[Data excerpts]
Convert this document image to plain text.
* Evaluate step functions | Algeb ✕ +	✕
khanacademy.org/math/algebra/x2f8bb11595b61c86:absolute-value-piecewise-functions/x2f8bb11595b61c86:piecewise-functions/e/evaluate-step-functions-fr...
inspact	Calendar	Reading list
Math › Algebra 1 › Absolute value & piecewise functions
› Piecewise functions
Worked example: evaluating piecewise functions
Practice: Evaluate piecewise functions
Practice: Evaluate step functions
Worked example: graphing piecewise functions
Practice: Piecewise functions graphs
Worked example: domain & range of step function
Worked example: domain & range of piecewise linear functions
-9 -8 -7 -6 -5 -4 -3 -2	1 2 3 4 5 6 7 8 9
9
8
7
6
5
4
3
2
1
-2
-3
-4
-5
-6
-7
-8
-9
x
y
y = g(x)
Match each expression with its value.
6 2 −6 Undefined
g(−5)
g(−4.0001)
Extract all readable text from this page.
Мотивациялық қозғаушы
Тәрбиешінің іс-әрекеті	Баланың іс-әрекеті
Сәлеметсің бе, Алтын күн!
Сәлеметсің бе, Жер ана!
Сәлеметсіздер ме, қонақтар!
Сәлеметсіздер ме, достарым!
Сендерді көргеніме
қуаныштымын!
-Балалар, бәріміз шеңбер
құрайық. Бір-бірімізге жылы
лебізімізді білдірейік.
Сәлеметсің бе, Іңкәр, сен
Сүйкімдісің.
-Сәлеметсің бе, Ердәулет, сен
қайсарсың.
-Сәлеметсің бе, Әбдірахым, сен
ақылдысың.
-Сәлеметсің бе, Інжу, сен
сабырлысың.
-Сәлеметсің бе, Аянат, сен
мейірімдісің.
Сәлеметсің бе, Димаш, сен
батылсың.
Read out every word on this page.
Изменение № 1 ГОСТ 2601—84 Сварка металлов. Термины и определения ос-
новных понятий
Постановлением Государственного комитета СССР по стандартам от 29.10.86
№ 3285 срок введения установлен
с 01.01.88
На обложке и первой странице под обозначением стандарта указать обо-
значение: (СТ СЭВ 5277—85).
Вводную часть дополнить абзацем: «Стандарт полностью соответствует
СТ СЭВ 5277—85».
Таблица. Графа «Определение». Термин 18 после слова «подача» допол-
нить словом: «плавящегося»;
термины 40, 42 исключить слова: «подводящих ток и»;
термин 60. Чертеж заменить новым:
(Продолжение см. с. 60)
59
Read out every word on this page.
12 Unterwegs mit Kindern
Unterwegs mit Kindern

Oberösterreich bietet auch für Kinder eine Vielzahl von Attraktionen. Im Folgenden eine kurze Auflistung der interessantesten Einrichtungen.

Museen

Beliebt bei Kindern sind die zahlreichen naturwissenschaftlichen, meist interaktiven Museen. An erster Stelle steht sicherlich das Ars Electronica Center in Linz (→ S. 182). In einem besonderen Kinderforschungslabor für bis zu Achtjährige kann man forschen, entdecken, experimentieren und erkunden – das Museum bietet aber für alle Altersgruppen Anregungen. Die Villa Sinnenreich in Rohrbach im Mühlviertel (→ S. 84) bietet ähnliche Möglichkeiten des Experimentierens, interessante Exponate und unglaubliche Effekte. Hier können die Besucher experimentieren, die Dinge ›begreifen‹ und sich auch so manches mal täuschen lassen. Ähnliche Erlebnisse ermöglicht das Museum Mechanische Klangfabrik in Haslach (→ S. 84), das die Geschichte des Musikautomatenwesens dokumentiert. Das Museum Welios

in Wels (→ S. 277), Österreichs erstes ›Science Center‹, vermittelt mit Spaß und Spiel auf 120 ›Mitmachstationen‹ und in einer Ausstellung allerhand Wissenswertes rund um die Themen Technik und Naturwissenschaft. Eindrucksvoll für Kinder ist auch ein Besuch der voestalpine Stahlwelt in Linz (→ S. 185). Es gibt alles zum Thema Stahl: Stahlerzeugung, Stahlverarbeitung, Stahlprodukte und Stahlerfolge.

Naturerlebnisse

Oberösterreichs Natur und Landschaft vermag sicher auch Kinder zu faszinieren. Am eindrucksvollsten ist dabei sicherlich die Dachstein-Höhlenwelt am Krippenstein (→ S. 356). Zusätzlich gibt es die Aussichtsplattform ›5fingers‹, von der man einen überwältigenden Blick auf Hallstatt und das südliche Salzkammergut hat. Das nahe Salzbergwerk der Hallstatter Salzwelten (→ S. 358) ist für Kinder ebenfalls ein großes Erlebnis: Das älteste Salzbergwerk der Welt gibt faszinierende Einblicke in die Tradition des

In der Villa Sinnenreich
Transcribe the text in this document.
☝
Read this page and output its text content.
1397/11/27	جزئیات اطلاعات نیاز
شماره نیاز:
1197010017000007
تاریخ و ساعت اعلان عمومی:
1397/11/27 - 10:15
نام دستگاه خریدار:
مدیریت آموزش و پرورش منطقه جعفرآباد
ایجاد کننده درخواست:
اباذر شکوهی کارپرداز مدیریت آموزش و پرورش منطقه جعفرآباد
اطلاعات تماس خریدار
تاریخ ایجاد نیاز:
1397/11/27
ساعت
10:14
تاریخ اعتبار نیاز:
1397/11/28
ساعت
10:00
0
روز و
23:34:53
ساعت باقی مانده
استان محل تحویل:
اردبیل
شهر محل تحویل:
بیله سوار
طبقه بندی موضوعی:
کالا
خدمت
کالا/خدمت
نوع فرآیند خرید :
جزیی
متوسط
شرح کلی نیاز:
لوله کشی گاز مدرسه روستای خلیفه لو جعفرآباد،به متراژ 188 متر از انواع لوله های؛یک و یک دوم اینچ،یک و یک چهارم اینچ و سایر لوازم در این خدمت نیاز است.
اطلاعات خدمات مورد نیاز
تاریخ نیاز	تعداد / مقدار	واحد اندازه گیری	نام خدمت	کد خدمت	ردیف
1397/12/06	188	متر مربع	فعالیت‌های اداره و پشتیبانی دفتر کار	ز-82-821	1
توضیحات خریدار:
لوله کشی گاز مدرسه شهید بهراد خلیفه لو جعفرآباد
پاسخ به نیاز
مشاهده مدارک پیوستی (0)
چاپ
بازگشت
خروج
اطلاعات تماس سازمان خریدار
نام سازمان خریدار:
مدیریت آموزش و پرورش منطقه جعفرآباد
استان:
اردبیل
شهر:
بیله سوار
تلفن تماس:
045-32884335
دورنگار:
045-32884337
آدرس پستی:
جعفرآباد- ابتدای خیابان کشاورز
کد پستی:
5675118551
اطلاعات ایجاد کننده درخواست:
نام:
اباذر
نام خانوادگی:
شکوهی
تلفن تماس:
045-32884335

▶ **EXERCISE DIRECTIONS**:
What do the records say? Quote them all exactly.

▶ **TASK SOLUTION**:
Convert this document image to plain text.
* Evaluate step functions | Algeb ✕ +	✕
khanacademy.org/math/algebra/x2f8bb11595b61c86:absolute-value-piecewise-functions/x2f8bb11595b61c86:piecewise-functions/e/evaluate-step-functions-fr...
inspact	Calendar	Reading list
Math › Algebra 1 › Absolute value & piecewise functions
› Piecewise functions
Worked example: evaluating piecewise functions
Practice: Evaluate piecewise functions
Practice: Evaluate step functions
Worked example: graphing piecewise functions
Practice: Piecewise functions graphs
Worked example: domain & range of step function
Worked example: domain & range of piecewise linear functions
-9 -8 -7 -6 -5 -4 -3 -2	1 2 3 4 5 6 7 8 9
9
8
7
6
5
4
3
2
1
-2
-3
-4
-5
-6
-7
-8
-9
x
y
y = g(x)
Match each expression with its value.
6 2 −6 Undefined
g(−5)
g(−4.0001)
Extract all readable text from this page.
Мотивациялық қозғаушы
Тәрбиешінің іс-әрекеті	Баланың іс-әрекеті
Сәлеметсің бе, Алтын күн!
Сәлеметсің бе, Жер ана!
Сәлеметсіздер ме, қонақтар!
Сәлеметсіздер ме, достарым!
Сендерді көргеніме
қуаныштымын!
-Балалар, бәріміз шеңбер
құрайық. Бір-бірімізге жылы
лебізімізді білдірейік.
Сәлеметсің бе, Іңкәр, сен
Сүйкімдісің.
-Сәлеметсің бе, Ердәулет, сен
қайсарсың.
-Сәлеметсің бе, Әбдірахым, сен
ақылдысың.
-Сәлеметсің бе, Інжу, сен
сабырлысың.
-Сәлеметсің бе, Аянат, сен
мейірімдісің.
Сәлеметсің бе, Димаш, сен
батылсың.
Read out every word on this page.
Изменение № 1 ГОСТ 2601—84 Сварка металлов. Термины и определения ос-
новных понятий
Постановлением Государственного комитета СССР по стандартам от 29.10.86
№ 3285 срок введения установлен
с 01.01.88
На обложке и первой странице под обозначением стандарта указать обо-
значение: (СТ СЭВ 5277—85).
Вводную часть дополнить абзацем: «Стандарт полностью соответствует
СТ СЭВ 5277—85».
Таблица. Графа «Определение». Термин 18 после слова «подача» допол-
нить словом: «плавящегося»;
термины 40, 42 исключить слова: «подводящих ток и»;
термин 60. Чертеж заменить новым:
(Продолжение см. с. 60)
59
Read out every word on this page.
12 Unterwegs mit Kindern
Unterwegs mit Kindern

Oberösterreich bietet auch für Kinder eine Vielzahl von Attraktionen. Im Folgenden eine kurze Auflistung der interessantesten Einrichtungen.

Museen

Beliebt bei Kindern sind die zahlreichen naturwissenschaftlichen, meist interaktiven Museen. An erster Stelle steht sicherlich das Ars Electronica Center in Linz (→ S. 182). In einem besonderen Kinderforschungslabor für bis zu Achtjährige kann man forschen, entdecken, experimentieren und erkunden – das Museum bietet aber für alle Altersgruppen Anregungen. Die Villa Sinnenreich in Rohrbach im Mühlviertel (→ S. 84) bietet ähnliche Möglichkeiten des Experimentierens, interessante Exponate und unglaubliche Effekte. Hier können die Besucher experimentieren, die Dinge ›begreifen‹ und sich auch so manches mal täuschen lassen. Ähnliche Erlebnisse ermöglicht das Museum Mechanische Klangfabrik in Haslach (→ S. 84), das die Geschichte des Musikautomatenwesens dokumentiert. Das Museum Welios

in Wels (→ S. 277), Österreichs erstes ›Science Center‹, vermittelt mit Spaß und Spiel auf 120 ›Mitmachstationen‹ und in einer Ausstellung allerhand Wissenswertes rund um die Themen Technik und Naturwissenschaft. Eindrucksvoll für Kinder ist auch ein Besuch der voestalpine Stahlwelt in Linz (→ S. 185). Es gibt alles zum Thema Stahl: Stahlerzeugung, Stahlverarbeitung, Stahlprodukte und Stahlerfolge.

Naturerlebnisse

Oberösterreichs Natur und Landschaft vermag sicher auch Kinder zu faszinieren. Am eindrucksvollsten ist dabei sicherlich die Dachstein-Höhlenwelt am Krippenstein (→ S. 356). Zusätzlich gibt es die Aussichtsplattform ›5fingers‹, von der man einen überwältigenden Blick auf Hallstatt und das südliche Salzkammergut hat. Das nahe Salzbergwerk der Hallstatter Salzwelten (→ S. 358) ist für Kinder ebenfalls ein großes Erlebnis: Das älteste Salzbergwerk der Welt gibt faszinierende Einblicke in die Tradition des

In der Villa Sinnenreich
Transcribe the text in this document.
☝
Read this page and output its text content.
1397/11/27	جزئیات اطلاعات نیاز
شماره نیاز:
1197010017000007
تاریخ و ساعت اعلان عمومی:
1397/11/27 - 10:15
نام دستگاه خریدار:
مدیریت آموزش و پرورش منطقه جعفرآباد
ایجاد کننده درخواست:
اباذر شکوهی کارپرداز مدیریت آموزش و پرورش منطقه جعفرآباد
اطلاعات تماس خریدار
تاریخ ایجاد نیاز:
1397/11/27
ساعت
10:14
تاریخ اعتبار نیاز:
1397/11/28
ساعت
10:00
0
روز و
23:34:53
ساعت باقی مانده
استان محل تحویل:
اردبیل
شهر محل تحویل:
بیله سوار
طبقه بندی موضوعی:
کالا
خدمت
کالا/خدمت
نوع فرآیند خرید :
جزیی
متوسط
شرح کلی نیاز:
لوله کشی گاز مدرسه روستای خلیفه لو جعفرآباد،به متراژ 188 متر از انواع لوله های؛یک و یک دوم اینچ،یک و یک چهارم اینچ و سایر لوازم در این خدمت نیاز است.
اطلاعات خدمات مورد نیاز
تاریخ نیاز	تعداد / مقدار	واحد اندازه گیری	نام خدمت	کد خدمت	ردیف
1397/12/06	188	متر مربع	فعالیت‌های اداره و پشتیبانی دفتر کار	ز-82-821	1
توضیحات خریدار:
لوله کشی گاز مدرسه شهید بهراد خلیفه لو جعفرآباد
پاسخ به نیاز
مشاهده مدارک پیوستی (0)
چاپ
بازگشت
خروج
اطلاعات تماس سازمان خریدار
نام سازمان خریدار:
مدیریت آموزش و پرورش منطقه جعفرآباد
استان:
اردبیل
شهر:
بیله سوار
تلفن تماس:
045-32884335
دورنگار:
045-32884337
آدرس پستی:
جعفرآباد- ابتدای خیابان کشاورز
کد پستی:
5675118551
اطلاعات ایجاد کننده درخواست:
نام:
اباذر
نام خانوادگی:
شکوهی
تلفن تماس:
045-32884335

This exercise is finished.